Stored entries
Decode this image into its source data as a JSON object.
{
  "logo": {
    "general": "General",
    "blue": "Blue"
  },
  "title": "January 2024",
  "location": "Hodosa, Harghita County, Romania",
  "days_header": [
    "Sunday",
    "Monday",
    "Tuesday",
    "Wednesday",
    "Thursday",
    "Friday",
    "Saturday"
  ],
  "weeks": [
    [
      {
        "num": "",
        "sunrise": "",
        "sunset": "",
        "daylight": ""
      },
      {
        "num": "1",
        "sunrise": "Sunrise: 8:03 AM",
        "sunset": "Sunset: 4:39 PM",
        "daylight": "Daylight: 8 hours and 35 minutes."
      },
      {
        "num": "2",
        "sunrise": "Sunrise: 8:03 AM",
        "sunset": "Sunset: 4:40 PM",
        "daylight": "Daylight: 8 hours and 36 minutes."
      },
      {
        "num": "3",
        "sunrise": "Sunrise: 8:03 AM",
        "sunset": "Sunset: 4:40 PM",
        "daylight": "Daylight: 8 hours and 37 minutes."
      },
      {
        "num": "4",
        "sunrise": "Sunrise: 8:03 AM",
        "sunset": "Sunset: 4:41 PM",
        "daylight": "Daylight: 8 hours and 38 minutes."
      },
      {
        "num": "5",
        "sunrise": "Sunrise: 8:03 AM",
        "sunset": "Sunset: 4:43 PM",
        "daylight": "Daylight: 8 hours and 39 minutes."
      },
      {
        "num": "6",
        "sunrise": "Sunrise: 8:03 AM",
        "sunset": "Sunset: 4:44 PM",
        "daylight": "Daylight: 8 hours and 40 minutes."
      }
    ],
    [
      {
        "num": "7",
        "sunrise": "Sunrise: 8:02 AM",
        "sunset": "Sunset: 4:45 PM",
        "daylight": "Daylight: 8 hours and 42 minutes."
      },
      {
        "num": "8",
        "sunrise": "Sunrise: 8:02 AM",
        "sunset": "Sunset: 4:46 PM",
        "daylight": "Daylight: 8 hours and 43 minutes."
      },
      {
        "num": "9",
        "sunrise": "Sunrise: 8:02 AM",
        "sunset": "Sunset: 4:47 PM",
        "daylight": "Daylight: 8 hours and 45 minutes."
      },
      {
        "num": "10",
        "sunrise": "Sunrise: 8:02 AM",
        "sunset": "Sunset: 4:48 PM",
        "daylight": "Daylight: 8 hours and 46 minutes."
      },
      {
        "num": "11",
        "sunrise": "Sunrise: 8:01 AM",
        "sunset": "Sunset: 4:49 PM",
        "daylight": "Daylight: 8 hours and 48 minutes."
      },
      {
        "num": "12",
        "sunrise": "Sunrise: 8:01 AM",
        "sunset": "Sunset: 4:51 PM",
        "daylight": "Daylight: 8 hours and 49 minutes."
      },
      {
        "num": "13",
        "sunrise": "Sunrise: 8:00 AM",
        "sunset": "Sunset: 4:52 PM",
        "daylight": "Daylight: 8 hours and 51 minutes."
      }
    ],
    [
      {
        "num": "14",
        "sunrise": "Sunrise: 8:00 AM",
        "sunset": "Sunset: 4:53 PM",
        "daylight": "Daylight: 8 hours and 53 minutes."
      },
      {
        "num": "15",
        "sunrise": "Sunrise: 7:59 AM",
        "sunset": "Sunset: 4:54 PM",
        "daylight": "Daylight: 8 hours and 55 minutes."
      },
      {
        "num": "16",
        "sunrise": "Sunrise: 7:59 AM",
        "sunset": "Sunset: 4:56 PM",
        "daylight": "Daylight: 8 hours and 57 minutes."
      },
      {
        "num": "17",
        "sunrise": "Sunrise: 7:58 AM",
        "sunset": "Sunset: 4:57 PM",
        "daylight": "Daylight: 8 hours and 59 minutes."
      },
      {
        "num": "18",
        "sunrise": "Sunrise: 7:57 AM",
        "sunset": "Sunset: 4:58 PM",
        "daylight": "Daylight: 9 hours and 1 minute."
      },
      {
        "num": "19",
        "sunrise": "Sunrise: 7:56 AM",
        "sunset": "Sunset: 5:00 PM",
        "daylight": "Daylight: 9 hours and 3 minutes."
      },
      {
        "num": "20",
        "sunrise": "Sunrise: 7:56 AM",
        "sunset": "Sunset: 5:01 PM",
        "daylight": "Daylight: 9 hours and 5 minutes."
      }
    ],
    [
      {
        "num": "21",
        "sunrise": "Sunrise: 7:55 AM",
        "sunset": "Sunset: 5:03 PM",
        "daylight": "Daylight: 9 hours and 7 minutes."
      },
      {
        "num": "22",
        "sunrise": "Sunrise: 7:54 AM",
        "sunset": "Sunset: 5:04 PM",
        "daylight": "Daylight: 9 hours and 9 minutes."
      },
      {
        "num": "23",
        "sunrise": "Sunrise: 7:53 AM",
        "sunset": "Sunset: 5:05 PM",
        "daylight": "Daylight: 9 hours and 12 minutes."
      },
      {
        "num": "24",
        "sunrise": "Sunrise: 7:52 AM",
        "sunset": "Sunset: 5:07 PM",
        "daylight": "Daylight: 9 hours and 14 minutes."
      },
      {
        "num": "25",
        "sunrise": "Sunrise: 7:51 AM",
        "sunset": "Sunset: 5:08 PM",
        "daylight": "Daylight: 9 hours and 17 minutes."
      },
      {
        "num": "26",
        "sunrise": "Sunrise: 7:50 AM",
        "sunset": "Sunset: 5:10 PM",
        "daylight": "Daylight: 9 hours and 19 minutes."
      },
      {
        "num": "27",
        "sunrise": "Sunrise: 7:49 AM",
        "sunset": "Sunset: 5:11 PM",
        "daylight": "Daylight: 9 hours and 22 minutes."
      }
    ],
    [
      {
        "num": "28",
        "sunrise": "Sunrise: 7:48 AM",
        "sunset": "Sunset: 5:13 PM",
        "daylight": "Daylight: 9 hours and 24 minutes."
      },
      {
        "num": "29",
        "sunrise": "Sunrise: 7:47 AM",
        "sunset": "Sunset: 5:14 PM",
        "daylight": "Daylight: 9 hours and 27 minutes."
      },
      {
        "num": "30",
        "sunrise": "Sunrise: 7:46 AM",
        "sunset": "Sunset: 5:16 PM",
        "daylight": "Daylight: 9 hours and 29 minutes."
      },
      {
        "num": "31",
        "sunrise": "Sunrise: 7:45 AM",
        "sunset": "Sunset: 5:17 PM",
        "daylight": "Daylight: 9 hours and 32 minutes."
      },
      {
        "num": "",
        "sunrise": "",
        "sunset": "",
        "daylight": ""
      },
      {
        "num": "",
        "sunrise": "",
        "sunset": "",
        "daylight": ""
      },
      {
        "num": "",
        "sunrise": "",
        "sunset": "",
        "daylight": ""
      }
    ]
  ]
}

* _PROBLEM TO WORK ON_: Return the entries above exactly as they appear.

* _COMPLETE RESPONSE_:
Decode this image into its source data as a JSON object.
{
  "logo": {
    "general": "General",
    "blue": "Blue"
  },
  "title": "January 2024",
  "location": "Hodosa, Harghita County, Romania",
  "days_header": [
    "Sunday",
    "Monday",
    "Tuesday",
    "Wednesday",
    "Thursday",
    "Friday",
    "Saturday"
  ],
  "weeks": [
    [
      {
        "num": "",
        "sunrise": "",
        "sunset": "",
        "daylight": ""
      },
      {
        "num": "1",
        "sunrise": "Sunrise: 8:03 AM",
        "sunset": "Sunset: 4:39 PM",
        "daylight": "Daylight: 8 hours and 35 minutes."
      },
      {
        "num": "2",
        "sunrise": "Sunrise: 8:03 AM",
        "sunset": "Sunset: 4:40 PM",
        "daylight": "Daylight: 8 hours and 36 minutes."
      },
      {
        "num": "3",
        "sunrise": "Sunrise: 8:03 AM",
        "sunset": "Sunset: 4:40 PM",
        "daylight": "Daylight: 8 hours and 37 minutes."
      },
      {
        "num": "4",
        "sunrise": "Sunrise: 8:03 AM",
        "sunset": "Sunset: 4:41 PM",
        "daylight": "Daylight: 8 hours and 38 minutes."
      },
      {
        "num": "5",
        "sunrise": "Sunrise: 8:03 AM",
        "sunset": "Sunset: 4:43 PM",
        "daylight": "Daylight: 8 hours and 39 minutes."
      },
      {
        "num": "6",
        "sunrise": "Sunrise: 8:03 AM",
        "sunset": "Sunset: 4:44 PM",
        "daylight": "Daylight: 8 hours and 40 minutes."
      }
    ],
    [
      {
        "num": "7",
        "sunrise": "Sunrise: 8:02 AM",
        "sunset": "Sunset: 4:45 PM",
        "daylight": "Daylight: 8 hours and 42 minutes."
      },
      {
        "num": "8",
        "sunrise": "Sunrise: 8:02 AM",
        "sunset": "Sunset: 4:46 PM",
        "daylight": "Daylight: 8 hours and 43 minutes."
      },
      {
        "num": "9",
        "sunrise": "Sunrise: 8:02 AM",
        "sunset": "Sunset: 4:47 PM",
        "daylight": "Daylight: 8 hours and 45 minutes."
      },
      {
        "num": "10",
        "sunrise": "Sunrise: 8:02 AM",
        "sunset": "Sunset: 4:48 PM",
        "daylight": "Daylight: 8 hours and 46 minutes."
      },
      {
        "num": "11",
        "sunrise": "Sunrise: 8:01 AM",
        "sunset": "Sunset: 4:49 PM",
        "daylight": "Daylight: 8 hours and 48 minutes."
      },
      {
        "num": "12",
        "sunrise": "Sunrise: 8:01 AM",
        "sunset": "Sunset: 4:51 PM",
        "daylight": "Daylight: 8 hours and 49 minutes."
      },
      {
        "num": "13",
        "sunrise": "Sunrise: 8:00 AM",
        "sunset": "Sunset: 4:52 PM",
        "daylight": "Daylight: 8 hours and 51 minutes."
      }
    ],
    [
      {
        "num": "14",
        "sunrise": "Sunrise: 8:00 AM",
        "sunset": "Sunset: 4:53 PM",
        "daylight": "Daylight: 8 hours and 53 minutes."
      },
      {
        "num": "15",
        "sunrise": "Sunrise: 7:59 AM",
        "sunset": "Sunset: 4:54 PM",
        "daylight": "Daylight: 8 hours and 55 minutes."
      },
      {
        "num": "16",
        "sunrise": "Sunrise: 7:59 AM",
        "sunset": "Sunset: 4:56 PM",
        "daylight": "Daylight: 8 hours and 57 minutes."
      },
      {
        "num": "17",
        "sunrise": "Sunrise: 7:58 AM",
        "sunset": "Sunset: 4:57 PM",
        "daylight": "Daylight: 8 hours and 59 minutes."
      },
      {
        "num": "18",
        "sunrise": "Sunrise: 7:57 AM",
        "sunset": "Sunset: 4:58 PM",
        "daylight": "Daylight: 9 hours and 1 minute."
      },
      {
        "num": "19",
        "sunrise": "Sunrise: 7:56 AM",
        "sunset": "Sunset: 5:00 PM",
        "daylight": "Daylight: 9 hours and 3 minutes."
      },
      {
        "num": "20",
        "sunrise": "Sunrise: 7:56 AM",
        "sunset": "Sunset: 5:01 PM",
        "daylight": "Daylight: 9 hours and 5 minutes."
      }
    ],
    [
      {
        "num": "21",
        "sunrise": "Sunrise: 7:55 AM",
        "sunset": "Sunset: 5:03 PM",
        "daylight": "Daylight: 9 hours and 7 minutes."
      },
      {
        "num": "22",
        "sunrise": "Sunrise: 7:54 AM",
        "sunset": "Sunset: 5:04 PM",
        "daylight": "Daylight: 9 hours and 9 minutes."
      },
      {
        "num": "23",
        "sunrise": "Sunrise: 7:53 AM",
        "sunset": "Sunset: 5:05 PM",
        "daylight": "Daylight: 9 hours and 12 minutes."
      },
      {
        "num": "24",
        "sunrise": "Sunrise: 7:52 AM",
        "sunset": "Sunset: 5:07 PM",
        "daylight": "Daylight: 9 hours and 14 minutes."
      },
      {
        "num": "25",
        "sunrise": "Sunrise: 7:51 AM",
        "sunset": "Sunset: 5:08 PM",
        "daylight": "Daylight: 9 hours and 17 minutes."
      },
      {
        "num": "26",
        "sunrise": "Sunrise: 7:50 AM",
        "sunset": "Sunset: 5:10 PM",
        "daylight": "Daylight: 9 hours and 19 minutes."
      },
      {
        "num": "27",
        "sunrise": "Sunrise: 7:49 AM",
        "sunset": "Sunset: 5:11 PM",
        "daylight": "Daylight: 9 hours and 22 minutes."
      }
    ],
    [
      {
        "num": "28",
        "sunrise": "Sunrise: 7:48 AM",
        "sunset": "Sunset: 5:13 PM",
        "daylight": "Daylight: 9 hours and 24 minutes."
      },
      {
        "num": "29",
        "sunrise": "Sunrise: 7:47 AM",
        "sunset": "Sunset: 5:14 PM",
        "daylight": "Daylight: 9 hours and 27 minutes."
      },
      {
        "num": "30",
        "sunrise": "Sunrise: 7:46 AM",
        "sunset": "Sunset: 5:16 PM",
        "daylight": "Daylight: 9 hours and 29 minutes."
      },
      {
        "num": "31",
        "sunrise": "Sunrise: 7:45 AM",
        "sunset": "Sunset: 5:17 PM",
        "daylight": "Daylight: 9 hours and 32 minutes."
      },
      {
        "num": "",
        "sunrise": "",
        "sunset": "",
        "daylight": ""
      },
      {
        "num": "",
        "sunrise": "",
        "sunset": "",
        "daylight": ""
      },
      {
        "num": "",
        "sunrise": "",
        "sunset": "",
        "daylight": ""
      }
    ]
  ]
}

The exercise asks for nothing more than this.